- Exercise brief -
Search the listing for "Assets" and copy every line where it appears.

= = = = =

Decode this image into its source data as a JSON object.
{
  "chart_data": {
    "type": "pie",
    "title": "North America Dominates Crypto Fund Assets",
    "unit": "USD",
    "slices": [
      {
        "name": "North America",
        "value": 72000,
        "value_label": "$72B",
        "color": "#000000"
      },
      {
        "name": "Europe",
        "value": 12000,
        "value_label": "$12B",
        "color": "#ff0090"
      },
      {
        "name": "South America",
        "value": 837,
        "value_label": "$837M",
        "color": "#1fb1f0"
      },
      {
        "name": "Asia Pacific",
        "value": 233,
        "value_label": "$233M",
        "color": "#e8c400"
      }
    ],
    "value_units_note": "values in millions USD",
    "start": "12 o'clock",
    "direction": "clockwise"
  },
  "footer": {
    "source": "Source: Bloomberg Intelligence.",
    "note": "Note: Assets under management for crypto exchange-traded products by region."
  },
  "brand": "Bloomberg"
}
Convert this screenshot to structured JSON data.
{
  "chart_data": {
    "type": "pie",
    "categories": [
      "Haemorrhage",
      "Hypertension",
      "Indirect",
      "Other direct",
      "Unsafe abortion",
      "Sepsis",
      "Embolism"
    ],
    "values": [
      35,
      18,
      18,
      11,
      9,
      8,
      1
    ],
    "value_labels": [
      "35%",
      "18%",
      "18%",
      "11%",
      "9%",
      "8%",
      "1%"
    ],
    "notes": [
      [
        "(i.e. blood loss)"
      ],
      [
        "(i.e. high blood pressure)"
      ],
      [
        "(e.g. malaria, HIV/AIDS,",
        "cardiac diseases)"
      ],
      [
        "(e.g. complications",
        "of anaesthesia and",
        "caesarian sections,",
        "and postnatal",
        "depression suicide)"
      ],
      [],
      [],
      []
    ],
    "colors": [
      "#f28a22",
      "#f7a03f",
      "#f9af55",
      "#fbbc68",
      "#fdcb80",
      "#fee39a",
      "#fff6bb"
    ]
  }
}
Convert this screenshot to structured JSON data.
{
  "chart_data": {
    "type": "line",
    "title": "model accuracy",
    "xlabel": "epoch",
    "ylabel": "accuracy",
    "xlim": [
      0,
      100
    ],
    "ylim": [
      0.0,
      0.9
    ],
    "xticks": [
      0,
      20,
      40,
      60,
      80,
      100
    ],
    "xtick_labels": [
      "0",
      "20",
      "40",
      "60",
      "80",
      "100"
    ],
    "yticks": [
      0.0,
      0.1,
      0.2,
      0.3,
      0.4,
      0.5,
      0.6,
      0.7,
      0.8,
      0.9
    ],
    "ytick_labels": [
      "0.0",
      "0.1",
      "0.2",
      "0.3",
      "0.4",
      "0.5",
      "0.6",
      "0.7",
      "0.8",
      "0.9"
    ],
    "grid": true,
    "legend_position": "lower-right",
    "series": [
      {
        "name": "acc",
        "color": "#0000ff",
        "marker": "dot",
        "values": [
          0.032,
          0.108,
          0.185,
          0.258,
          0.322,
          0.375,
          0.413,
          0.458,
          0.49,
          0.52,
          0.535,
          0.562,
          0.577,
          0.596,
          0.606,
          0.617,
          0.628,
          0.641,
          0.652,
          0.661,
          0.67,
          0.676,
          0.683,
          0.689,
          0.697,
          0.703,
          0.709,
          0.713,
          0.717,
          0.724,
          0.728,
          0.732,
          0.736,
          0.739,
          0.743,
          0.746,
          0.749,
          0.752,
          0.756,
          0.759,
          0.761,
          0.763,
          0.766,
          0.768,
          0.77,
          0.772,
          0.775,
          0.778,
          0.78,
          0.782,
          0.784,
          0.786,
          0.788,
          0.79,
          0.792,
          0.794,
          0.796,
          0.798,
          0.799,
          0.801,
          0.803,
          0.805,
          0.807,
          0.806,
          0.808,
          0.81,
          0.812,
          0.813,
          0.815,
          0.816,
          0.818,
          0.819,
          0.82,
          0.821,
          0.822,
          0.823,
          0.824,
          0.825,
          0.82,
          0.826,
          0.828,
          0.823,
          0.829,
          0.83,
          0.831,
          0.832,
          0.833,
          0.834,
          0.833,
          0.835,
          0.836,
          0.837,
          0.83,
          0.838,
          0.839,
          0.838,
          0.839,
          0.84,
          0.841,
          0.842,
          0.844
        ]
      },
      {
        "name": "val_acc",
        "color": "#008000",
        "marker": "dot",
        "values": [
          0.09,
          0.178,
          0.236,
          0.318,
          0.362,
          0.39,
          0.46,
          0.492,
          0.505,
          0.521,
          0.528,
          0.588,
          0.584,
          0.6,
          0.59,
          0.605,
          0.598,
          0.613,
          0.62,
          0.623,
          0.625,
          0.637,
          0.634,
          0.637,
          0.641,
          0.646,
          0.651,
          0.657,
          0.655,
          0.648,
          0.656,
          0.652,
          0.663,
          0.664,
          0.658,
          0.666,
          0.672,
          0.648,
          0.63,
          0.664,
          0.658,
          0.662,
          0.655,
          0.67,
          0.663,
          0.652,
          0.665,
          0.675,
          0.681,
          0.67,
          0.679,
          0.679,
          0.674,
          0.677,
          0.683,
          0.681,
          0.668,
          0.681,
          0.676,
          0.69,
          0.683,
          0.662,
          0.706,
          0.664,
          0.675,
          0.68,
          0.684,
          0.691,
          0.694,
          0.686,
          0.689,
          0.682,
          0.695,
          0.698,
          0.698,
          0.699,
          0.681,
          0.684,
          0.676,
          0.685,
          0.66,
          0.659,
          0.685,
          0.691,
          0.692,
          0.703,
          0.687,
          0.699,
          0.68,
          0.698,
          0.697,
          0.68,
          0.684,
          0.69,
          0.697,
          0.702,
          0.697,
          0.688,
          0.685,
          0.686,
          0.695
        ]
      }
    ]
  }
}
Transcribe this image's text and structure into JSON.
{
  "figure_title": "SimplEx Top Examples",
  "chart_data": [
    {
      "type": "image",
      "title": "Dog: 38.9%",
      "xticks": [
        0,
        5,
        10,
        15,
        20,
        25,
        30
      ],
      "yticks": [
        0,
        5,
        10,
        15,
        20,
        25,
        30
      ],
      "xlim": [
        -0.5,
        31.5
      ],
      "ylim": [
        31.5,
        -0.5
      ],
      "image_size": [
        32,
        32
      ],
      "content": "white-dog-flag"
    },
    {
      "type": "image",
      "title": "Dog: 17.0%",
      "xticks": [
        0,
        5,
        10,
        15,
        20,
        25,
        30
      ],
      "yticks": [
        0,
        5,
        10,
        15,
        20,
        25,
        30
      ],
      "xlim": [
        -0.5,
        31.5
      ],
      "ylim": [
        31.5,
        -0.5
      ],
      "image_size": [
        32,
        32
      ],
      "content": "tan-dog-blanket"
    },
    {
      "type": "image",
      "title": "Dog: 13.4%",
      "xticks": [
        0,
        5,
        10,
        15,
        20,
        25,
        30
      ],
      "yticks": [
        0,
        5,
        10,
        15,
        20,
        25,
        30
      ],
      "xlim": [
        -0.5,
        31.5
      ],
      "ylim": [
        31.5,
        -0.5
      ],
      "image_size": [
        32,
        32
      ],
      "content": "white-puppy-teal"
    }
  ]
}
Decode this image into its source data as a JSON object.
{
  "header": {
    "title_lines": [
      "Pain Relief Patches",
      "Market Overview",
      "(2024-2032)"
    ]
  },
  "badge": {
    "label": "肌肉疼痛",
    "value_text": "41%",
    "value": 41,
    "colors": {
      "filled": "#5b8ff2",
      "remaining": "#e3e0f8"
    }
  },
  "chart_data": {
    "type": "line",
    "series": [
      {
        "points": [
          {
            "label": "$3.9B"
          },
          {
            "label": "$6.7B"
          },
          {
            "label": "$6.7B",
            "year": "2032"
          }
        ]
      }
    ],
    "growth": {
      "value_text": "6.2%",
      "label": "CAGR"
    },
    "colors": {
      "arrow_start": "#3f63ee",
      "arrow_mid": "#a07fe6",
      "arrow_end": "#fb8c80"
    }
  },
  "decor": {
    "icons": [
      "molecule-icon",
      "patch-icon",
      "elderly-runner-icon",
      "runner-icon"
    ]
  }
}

= = = = =

- Result for this exercise -
    "title": "North America Dominates Crypto Fund Assets",
    "note": "Note: Assets under management for crypto exchange-traded products by region."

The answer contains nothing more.